** START Data records **

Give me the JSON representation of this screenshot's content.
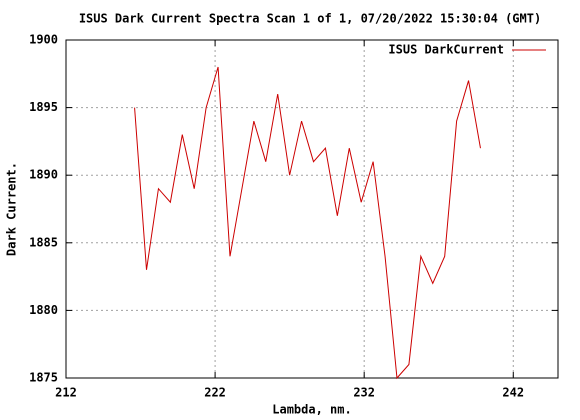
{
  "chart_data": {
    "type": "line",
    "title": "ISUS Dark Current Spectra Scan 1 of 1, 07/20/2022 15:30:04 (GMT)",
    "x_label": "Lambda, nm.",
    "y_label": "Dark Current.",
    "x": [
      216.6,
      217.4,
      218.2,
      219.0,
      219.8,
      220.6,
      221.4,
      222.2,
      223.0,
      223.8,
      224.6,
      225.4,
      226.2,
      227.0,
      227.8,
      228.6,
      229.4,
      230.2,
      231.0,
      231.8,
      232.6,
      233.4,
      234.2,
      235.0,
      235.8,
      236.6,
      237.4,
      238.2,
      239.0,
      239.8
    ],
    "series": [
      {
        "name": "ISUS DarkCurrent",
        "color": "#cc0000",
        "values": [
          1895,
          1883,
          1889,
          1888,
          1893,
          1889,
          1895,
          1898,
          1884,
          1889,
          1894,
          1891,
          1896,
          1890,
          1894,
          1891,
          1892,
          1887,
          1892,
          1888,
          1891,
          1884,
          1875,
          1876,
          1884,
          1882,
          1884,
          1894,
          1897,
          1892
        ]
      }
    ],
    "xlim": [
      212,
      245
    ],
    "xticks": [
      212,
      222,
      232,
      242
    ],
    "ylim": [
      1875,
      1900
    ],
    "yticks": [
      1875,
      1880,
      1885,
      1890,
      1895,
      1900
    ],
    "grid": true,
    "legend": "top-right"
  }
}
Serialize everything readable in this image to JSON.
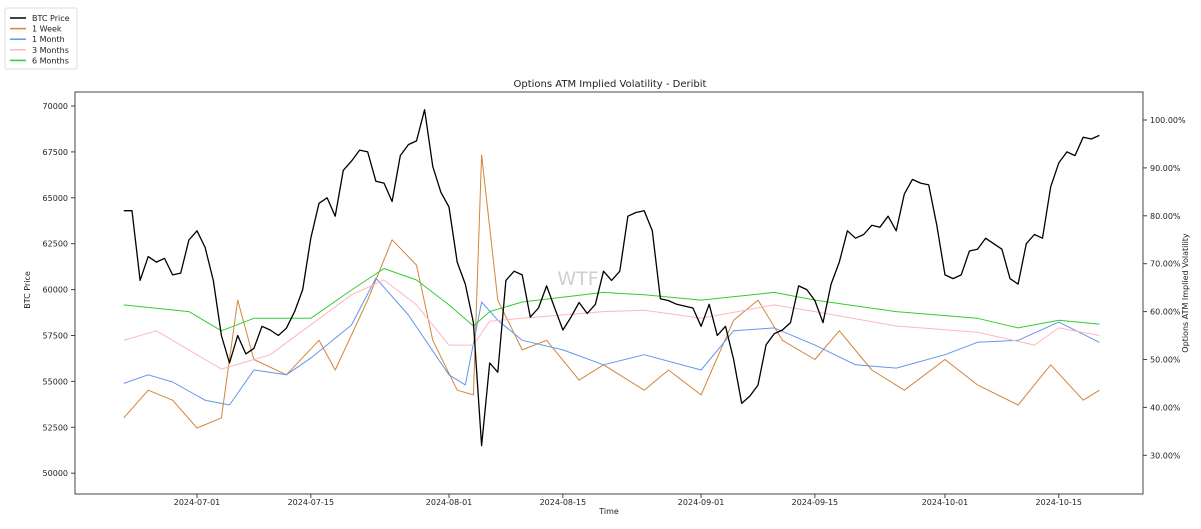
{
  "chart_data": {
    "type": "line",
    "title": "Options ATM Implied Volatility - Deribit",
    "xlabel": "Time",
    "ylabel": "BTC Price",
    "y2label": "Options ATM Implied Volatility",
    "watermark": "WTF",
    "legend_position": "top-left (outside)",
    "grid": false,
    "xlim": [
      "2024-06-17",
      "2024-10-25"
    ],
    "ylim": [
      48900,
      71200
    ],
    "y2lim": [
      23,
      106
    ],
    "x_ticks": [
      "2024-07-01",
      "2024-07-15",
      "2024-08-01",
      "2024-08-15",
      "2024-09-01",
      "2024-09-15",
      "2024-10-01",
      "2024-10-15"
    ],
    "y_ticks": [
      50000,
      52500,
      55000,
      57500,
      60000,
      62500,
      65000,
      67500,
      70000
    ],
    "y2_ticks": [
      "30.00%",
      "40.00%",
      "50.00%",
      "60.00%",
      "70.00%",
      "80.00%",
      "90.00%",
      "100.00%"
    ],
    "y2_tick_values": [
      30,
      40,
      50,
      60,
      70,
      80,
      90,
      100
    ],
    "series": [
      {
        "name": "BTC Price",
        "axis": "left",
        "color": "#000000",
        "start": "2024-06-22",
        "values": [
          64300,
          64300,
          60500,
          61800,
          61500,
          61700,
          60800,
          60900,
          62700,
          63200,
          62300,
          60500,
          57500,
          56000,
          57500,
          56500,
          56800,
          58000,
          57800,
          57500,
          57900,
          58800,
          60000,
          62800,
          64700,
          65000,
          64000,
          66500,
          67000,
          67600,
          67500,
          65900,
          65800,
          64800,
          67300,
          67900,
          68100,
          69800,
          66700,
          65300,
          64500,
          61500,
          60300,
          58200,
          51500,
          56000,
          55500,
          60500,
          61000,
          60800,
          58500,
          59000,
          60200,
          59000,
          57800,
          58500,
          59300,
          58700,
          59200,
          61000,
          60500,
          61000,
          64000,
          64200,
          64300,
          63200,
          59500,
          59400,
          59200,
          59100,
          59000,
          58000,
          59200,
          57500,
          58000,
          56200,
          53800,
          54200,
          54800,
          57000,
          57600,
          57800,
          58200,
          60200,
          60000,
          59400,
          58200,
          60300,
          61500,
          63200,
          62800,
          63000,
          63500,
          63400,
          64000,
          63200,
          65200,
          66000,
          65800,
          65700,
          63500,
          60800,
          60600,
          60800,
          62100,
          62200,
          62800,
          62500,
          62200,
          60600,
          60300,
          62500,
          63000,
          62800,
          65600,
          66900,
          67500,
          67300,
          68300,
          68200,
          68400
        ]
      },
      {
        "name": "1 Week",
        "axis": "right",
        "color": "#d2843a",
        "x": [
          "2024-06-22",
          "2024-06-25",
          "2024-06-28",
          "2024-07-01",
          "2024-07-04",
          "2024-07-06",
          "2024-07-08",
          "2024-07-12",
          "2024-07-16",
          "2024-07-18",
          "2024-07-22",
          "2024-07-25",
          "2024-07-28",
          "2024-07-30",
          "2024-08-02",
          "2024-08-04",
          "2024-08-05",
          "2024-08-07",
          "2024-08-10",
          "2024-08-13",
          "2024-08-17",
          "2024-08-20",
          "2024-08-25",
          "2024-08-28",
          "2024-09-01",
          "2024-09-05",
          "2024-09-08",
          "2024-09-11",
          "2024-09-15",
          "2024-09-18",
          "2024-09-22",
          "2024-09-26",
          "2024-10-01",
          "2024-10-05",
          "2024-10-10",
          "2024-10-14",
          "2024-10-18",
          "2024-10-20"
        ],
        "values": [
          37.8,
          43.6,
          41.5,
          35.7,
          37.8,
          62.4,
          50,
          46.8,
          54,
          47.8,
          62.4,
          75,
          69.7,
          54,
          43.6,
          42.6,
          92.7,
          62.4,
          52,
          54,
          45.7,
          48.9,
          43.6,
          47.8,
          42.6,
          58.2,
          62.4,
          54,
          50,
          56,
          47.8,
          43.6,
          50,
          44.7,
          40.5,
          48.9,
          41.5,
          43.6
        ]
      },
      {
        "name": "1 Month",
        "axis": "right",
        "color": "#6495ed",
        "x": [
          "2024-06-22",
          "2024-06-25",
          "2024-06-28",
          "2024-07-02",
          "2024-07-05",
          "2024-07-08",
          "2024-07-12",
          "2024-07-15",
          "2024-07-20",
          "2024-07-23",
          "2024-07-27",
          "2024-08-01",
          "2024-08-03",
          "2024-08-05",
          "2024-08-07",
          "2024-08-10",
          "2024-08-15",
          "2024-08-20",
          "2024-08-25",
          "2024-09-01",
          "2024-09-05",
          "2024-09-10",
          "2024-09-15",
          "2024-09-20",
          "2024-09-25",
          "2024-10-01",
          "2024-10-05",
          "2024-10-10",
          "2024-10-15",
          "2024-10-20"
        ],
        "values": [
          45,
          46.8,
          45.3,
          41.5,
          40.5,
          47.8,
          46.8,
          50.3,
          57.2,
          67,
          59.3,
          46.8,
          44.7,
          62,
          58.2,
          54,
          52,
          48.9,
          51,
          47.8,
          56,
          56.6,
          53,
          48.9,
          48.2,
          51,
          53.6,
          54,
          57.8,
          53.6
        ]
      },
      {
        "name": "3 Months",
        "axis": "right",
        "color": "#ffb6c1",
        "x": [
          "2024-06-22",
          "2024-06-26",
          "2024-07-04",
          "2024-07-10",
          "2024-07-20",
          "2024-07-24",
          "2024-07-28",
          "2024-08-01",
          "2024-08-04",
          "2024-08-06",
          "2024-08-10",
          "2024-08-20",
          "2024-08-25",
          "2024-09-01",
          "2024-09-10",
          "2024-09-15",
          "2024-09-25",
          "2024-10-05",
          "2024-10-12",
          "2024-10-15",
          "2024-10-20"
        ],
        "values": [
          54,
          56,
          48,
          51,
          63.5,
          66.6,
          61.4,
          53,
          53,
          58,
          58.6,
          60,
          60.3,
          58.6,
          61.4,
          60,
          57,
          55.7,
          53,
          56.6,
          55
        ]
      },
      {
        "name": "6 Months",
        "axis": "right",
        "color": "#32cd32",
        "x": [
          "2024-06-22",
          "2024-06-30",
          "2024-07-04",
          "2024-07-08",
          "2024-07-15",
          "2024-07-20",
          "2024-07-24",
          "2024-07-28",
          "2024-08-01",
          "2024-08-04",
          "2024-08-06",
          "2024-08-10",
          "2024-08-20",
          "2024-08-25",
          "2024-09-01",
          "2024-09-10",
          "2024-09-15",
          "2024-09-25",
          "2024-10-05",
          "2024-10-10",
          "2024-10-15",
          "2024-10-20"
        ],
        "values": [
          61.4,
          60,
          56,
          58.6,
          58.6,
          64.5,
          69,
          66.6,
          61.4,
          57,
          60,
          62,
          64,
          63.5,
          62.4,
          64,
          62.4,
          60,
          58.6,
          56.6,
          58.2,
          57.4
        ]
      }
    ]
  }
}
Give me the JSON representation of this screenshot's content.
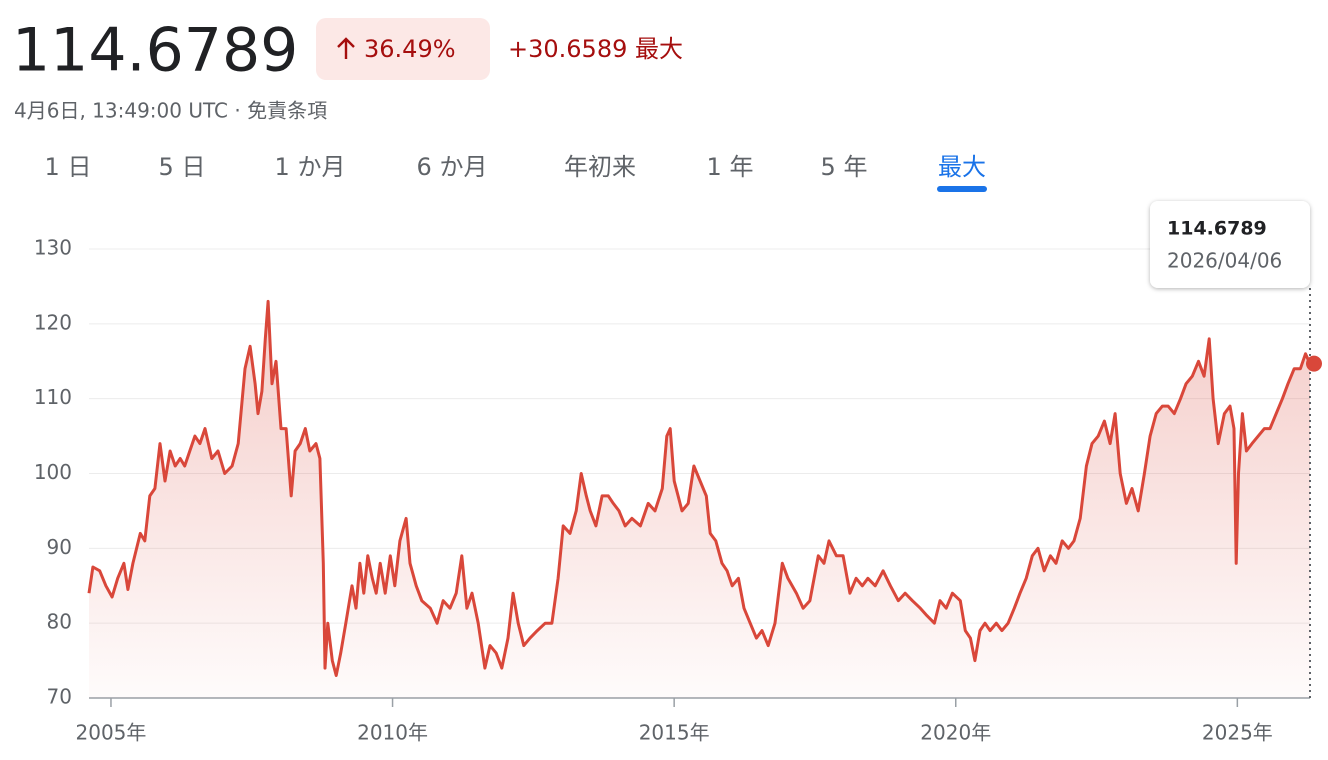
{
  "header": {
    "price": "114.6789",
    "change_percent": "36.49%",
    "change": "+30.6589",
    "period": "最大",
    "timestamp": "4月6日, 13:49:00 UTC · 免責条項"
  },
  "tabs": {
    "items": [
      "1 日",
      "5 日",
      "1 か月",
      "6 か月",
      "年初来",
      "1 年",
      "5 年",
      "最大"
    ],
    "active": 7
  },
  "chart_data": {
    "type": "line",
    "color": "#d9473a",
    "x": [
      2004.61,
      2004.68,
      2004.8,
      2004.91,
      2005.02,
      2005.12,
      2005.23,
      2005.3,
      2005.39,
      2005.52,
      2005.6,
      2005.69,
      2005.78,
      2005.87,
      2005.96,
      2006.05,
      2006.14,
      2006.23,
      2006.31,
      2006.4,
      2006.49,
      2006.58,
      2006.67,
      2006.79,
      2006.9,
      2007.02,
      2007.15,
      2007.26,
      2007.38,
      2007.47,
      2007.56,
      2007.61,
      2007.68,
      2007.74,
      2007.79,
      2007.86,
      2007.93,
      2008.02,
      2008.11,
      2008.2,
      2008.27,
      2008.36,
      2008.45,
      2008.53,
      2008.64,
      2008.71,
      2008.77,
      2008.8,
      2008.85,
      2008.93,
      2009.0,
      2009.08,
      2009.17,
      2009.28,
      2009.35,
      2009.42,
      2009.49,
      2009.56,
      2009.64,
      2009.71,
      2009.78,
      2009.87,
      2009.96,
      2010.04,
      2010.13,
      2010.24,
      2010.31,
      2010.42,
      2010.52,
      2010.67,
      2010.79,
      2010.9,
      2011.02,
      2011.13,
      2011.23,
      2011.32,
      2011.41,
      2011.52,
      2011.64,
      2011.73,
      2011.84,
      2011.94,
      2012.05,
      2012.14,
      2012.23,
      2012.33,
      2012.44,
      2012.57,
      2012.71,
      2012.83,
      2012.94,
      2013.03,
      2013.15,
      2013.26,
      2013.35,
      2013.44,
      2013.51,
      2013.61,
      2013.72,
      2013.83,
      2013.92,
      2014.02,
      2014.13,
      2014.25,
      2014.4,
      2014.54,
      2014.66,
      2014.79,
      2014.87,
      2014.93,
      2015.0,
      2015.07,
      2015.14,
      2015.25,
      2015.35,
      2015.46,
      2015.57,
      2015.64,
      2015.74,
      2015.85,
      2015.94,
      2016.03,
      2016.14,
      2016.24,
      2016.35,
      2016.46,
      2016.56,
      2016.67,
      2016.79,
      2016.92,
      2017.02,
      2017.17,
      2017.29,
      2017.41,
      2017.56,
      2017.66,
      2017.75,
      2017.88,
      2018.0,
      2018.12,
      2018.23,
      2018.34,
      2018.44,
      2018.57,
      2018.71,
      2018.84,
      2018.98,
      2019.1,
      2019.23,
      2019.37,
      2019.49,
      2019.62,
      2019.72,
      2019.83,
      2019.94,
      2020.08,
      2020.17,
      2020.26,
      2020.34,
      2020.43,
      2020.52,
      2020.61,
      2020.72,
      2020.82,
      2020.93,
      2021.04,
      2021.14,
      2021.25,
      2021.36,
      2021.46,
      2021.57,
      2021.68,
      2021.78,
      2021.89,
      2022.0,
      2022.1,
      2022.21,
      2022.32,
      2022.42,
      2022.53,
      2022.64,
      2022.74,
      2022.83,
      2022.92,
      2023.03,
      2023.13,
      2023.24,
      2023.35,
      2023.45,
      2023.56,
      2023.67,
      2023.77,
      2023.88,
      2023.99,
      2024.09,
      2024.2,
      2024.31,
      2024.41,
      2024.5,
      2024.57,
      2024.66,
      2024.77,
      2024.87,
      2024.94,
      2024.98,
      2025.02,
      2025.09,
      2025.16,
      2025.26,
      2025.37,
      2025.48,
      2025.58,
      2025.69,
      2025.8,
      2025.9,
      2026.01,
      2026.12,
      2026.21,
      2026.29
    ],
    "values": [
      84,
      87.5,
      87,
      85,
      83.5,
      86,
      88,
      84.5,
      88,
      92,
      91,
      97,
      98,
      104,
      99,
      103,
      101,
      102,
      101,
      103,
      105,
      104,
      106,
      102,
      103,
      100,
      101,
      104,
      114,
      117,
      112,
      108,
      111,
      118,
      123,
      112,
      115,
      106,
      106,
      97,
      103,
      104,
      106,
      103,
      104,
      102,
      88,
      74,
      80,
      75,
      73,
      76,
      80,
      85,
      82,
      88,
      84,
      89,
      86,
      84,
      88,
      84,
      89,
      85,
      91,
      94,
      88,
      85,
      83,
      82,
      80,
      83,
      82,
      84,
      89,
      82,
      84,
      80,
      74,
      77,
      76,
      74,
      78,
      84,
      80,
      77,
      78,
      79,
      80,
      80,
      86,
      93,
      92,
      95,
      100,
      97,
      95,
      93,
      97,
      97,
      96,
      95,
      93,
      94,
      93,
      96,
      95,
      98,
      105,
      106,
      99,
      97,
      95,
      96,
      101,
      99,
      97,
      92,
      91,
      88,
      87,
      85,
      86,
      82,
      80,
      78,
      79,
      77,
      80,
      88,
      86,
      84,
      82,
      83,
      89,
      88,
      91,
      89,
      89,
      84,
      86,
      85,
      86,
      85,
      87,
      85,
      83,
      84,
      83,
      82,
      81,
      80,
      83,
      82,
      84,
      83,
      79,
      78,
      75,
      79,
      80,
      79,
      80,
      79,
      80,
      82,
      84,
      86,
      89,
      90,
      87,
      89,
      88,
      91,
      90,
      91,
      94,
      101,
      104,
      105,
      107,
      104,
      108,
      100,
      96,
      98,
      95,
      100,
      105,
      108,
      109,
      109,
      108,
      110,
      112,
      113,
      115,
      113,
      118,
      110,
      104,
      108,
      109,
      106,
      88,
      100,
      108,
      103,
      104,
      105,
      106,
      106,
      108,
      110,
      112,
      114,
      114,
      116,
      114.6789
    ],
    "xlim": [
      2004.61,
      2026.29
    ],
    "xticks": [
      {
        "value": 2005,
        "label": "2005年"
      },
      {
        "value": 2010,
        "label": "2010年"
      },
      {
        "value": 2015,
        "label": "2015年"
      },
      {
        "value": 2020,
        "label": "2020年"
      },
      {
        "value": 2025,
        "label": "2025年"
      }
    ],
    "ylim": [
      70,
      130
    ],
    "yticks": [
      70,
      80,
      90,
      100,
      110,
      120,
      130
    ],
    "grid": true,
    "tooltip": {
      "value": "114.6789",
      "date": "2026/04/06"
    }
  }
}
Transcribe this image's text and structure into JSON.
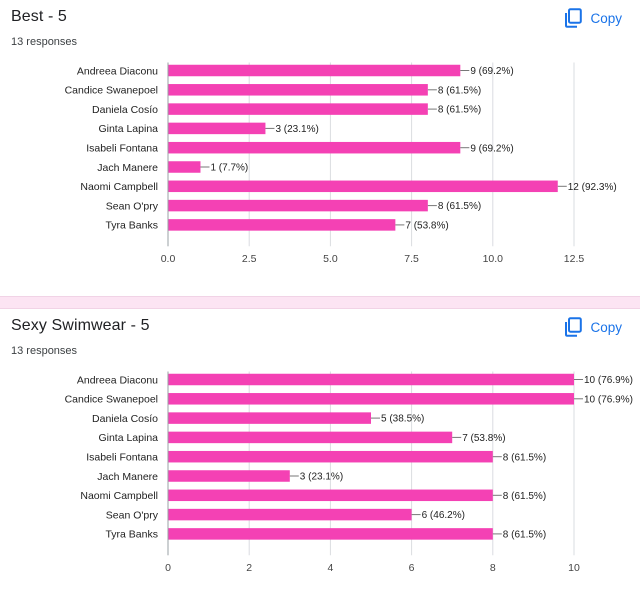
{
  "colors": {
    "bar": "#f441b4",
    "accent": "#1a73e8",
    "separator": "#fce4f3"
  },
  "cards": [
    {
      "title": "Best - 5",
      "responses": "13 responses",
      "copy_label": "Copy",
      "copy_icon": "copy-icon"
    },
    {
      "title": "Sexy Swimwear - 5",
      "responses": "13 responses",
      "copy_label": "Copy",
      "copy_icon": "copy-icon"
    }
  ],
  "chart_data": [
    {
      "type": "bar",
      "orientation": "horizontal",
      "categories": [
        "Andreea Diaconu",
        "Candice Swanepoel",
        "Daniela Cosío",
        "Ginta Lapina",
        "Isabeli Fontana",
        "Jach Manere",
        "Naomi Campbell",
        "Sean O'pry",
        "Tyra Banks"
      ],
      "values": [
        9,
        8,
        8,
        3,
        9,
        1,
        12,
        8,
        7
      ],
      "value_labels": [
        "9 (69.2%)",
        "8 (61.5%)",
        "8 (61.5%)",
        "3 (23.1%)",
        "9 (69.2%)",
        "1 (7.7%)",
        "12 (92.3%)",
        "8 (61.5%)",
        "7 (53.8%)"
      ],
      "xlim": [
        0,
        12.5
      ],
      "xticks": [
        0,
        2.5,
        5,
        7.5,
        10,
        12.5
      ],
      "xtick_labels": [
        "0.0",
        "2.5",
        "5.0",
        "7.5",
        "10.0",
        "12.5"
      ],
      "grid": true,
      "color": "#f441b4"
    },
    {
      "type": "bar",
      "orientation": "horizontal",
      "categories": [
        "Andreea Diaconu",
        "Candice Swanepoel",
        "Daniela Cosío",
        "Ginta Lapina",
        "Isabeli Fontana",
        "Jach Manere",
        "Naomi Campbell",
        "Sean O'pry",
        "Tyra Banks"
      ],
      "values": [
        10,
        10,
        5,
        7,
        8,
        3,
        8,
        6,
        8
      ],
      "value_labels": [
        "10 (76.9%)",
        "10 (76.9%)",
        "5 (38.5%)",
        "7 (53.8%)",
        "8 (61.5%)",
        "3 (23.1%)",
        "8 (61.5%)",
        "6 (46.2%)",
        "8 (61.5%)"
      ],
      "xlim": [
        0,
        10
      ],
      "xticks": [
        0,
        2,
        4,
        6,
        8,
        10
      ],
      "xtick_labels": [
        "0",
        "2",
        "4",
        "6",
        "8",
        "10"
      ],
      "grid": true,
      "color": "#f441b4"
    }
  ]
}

** END Data records **

**Task brief**
Your answer should be a single number: the count of lines containing the word "ISUS".

**Right answer**
2